TASK
Where a line in the listing below contains the word "Rate", copy that line.
--- START OF RECORDS SHOWN ---
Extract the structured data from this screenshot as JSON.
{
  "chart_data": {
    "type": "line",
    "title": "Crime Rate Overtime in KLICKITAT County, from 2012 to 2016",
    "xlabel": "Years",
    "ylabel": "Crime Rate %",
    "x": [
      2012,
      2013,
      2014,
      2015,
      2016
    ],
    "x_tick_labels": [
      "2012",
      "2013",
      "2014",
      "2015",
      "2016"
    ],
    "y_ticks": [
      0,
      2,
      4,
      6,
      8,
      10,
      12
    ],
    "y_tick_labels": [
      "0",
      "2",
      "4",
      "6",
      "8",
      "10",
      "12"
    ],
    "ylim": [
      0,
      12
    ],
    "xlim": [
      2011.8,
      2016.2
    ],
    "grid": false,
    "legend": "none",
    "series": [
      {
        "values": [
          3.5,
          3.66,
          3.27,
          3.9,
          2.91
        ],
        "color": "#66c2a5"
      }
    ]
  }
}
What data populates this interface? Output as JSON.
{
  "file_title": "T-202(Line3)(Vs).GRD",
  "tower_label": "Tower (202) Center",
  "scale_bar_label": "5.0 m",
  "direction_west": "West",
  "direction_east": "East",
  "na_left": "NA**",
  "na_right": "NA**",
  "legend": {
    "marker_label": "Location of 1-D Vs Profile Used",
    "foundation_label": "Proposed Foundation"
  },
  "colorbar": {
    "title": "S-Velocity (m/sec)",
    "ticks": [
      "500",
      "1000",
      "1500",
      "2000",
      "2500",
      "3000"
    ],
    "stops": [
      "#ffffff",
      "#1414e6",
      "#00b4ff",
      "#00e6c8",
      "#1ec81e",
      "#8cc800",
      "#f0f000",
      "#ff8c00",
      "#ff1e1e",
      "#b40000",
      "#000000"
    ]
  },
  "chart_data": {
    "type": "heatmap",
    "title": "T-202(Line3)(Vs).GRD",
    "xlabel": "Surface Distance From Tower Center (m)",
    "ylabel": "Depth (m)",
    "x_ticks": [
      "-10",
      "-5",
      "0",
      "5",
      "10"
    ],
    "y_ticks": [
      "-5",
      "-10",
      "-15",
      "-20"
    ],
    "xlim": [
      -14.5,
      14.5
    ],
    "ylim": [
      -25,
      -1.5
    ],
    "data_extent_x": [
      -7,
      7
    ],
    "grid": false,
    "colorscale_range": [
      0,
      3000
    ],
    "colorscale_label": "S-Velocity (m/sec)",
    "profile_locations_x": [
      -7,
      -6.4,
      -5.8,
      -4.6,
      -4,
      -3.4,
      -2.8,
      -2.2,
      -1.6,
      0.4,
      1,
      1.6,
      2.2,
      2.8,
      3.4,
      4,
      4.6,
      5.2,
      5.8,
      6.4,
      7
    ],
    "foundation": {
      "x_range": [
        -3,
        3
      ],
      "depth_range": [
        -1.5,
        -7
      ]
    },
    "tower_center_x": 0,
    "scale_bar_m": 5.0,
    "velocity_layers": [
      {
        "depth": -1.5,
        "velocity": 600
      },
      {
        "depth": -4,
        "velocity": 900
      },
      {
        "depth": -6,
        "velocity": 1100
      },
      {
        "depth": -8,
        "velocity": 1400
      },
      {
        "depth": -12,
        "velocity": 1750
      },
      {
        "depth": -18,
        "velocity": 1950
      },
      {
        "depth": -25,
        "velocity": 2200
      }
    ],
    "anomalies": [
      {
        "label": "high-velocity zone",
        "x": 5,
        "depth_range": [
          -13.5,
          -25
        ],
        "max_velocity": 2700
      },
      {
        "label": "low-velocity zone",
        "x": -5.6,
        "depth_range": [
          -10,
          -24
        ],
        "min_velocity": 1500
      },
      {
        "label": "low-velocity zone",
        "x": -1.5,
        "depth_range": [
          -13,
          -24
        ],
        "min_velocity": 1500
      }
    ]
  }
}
--- END OF RECORDS SHOWN ---
WRITTEN SOLUTION
    "title": "Crime Rate Overtime in KLICKITAT County, from 2012 to 2016",
    "ylabel": "Crime Rate %",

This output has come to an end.